Data extracted from a collection:
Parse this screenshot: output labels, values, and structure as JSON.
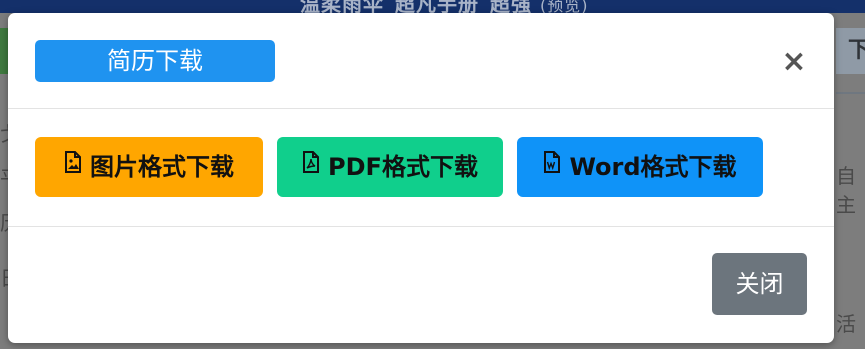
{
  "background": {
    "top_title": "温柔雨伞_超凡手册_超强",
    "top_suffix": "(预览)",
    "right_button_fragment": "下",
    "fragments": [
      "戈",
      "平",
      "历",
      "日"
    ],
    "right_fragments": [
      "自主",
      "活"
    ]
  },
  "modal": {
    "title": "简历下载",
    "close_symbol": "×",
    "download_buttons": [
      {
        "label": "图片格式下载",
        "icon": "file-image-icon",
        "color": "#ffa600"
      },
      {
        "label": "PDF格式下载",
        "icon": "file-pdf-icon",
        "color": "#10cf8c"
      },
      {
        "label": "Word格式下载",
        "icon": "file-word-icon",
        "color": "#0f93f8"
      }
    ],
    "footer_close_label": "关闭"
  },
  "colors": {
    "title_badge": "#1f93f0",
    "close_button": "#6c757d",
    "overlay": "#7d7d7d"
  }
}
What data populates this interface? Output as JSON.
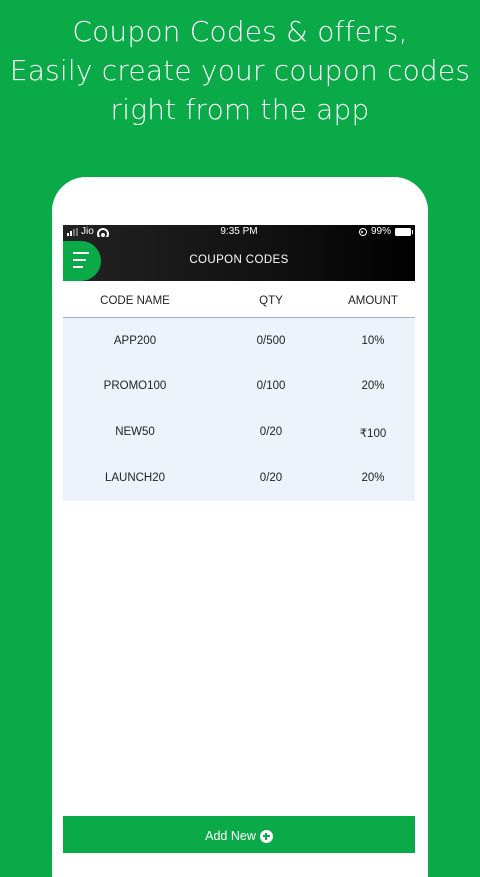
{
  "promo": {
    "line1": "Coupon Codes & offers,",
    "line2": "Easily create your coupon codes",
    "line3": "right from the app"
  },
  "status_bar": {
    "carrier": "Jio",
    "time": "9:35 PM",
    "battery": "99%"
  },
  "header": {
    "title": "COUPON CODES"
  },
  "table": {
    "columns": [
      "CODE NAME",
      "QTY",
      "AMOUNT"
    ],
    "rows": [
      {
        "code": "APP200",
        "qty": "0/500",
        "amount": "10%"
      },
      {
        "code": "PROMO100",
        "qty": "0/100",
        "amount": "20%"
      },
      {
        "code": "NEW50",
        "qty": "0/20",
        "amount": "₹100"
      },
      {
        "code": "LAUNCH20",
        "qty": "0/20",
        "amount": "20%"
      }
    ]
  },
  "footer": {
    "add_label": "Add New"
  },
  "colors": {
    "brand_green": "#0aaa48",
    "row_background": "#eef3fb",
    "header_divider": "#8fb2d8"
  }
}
...
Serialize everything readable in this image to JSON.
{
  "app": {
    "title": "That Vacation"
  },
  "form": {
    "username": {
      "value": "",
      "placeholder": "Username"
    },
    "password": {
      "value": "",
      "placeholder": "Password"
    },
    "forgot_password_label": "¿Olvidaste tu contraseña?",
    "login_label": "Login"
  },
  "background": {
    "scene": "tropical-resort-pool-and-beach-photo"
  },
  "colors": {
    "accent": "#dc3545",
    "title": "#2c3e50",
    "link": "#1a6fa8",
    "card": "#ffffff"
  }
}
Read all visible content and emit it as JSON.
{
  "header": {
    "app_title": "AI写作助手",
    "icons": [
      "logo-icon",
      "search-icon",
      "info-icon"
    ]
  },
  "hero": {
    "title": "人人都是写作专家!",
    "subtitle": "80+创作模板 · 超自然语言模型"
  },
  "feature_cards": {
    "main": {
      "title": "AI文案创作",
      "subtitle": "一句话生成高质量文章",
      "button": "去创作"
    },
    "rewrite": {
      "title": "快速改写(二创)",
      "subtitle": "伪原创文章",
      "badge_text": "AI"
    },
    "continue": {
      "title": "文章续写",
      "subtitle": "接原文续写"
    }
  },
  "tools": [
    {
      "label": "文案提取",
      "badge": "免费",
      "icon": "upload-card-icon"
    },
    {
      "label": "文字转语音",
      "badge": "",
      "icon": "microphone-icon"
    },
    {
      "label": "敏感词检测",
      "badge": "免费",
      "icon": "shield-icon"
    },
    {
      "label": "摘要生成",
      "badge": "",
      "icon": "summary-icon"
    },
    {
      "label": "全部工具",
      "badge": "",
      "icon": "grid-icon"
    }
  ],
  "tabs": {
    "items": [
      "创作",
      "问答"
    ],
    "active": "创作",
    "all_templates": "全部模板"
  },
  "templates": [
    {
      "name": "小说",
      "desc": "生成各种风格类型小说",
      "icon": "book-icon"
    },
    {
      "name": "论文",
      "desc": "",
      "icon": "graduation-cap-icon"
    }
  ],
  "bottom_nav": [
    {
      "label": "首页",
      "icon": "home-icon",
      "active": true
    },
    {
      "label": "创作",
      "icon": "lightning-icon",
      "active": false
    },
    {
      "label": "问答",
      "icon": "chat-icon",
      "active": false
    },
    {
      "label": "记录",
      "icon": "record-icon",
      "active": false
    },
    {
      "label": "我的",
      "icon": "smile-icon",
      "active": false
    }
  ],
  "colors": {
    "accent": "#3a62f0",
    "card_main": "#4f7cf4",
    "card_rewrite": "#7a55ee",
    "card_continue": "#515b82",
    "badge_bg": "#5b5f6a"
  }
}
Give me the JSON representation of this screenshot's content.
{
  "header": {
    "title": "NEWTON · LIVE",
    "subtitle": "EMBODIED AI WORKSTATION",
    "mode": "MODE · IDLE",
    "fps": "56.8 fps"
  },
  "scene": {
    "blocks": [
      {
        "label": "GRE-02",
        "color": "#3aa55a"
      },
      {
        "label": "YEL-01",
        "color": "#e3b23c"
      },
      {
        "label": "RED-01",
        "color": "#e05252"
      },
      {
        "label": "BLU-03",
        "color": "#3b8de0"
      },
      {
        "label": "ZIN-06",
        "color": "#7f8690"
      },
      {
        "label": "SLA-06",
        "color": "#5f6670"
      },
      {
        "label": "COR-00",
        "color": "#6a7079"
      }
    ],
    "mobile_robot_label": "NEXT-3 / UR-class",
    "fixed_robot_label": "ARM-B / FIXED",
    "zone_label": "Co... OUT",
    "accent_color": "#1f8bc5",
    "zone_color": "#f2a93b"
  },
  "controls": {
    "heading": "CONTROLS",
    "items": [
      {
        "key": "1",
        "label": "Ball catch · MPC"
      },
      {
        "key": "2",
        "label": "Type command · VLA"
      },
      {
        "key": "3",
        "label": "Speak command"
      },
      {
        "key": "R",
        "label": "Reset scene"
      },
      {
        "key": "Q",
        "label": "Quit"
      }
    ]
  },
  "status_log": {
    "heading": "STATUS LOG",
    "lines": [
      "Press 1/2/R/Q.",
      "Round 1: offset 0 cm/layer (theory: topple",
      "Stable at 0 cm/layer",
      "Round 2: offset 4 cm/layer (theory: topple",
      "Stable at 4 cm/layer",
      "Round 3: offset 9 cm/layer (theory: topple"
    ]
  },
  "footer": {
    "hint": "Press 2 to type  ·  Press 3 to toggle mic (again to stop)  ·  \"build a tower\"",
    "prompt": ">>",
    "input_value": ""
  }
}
* * *
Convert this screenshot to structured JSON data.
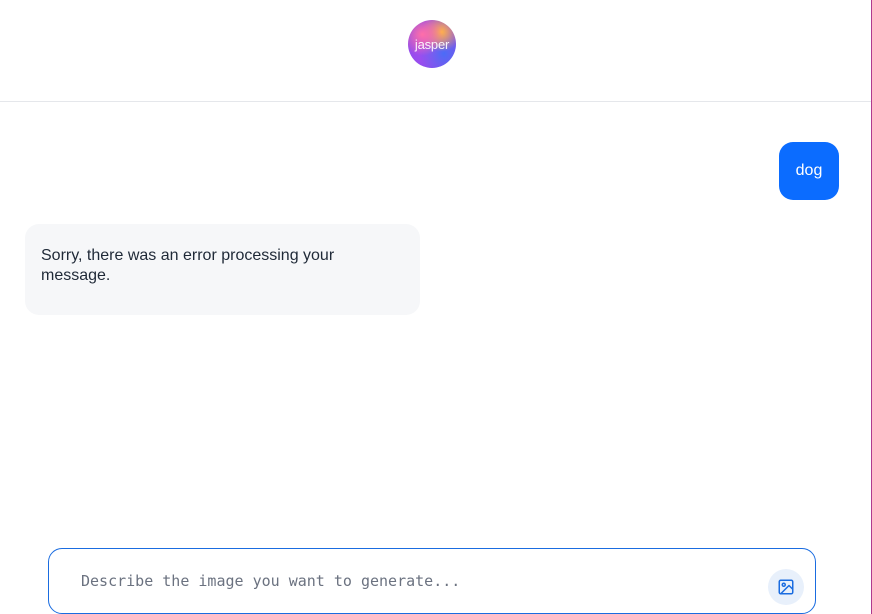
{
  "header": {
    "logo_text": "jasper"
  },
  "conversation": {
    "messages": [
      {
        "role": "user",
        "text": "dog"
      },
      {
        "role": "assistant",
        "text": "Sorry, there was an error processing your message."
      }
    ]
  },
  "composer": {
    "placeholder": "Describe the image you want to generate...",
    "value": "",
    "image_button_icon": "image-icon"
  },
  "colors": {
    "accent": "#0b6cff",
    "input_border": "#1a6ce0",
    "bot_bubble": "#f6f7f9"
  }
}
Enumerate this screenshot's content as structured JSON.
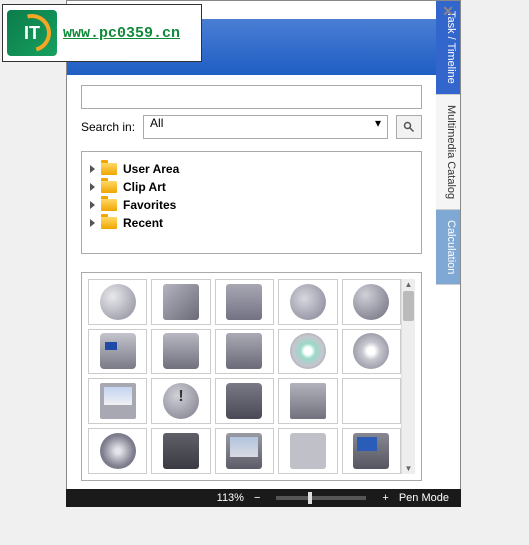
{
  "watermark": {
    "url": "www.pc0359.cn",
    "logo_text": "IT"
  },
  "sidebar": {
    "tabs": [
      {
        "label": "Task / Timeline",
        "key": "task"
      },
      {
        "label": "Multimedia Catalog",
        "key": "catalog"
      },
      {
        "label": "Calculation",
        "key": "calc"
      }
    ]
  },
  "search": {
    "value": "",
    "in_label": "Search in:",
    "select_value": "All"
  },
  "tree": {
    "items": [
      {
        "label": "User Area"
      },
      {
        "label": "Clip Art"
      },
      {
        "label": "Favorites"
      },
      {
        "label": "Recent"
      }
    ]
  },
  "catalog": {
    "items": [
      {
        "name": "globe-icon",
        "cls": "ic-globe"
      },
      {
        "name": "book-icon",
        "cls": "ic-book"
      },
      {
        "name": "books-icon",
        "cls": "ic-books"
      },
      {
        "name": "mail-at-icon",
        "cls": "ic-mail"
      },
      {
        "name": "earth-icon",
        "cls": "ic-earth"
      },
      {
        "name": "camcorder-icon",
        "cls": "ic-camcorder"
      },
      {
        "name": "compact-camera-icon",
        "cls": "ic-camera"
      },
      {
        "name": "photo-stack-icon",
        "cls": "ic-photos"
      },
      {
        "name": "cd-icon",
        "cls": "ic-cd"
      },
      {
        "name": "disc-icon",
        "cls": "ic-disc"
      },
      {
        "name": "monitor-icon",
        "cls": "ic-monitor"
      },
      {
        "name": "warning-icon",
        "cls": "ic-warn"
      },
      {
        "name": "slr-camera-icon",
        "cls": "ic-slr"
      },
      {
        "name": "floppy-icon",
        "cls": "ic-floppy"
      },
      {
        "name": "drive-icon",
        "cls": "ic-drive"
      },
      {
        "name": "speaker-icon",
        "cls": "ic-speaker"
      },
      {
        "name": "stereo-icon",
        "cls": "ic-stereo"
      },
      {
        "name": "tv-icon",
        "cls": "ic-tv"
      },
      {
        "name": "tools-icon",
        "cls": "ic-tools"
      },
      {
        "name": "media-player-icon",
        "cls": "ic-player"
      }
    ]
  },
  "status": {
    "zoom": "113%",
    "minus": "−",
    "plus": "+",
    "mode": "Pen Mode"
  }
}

GOAL: Locate the word "structured" in the entries, and copy every line where it is found.

FULL RESPONSE:
Convert this screenshot to structured JSON data.
Enumerate this screenshot's content as structured JSON.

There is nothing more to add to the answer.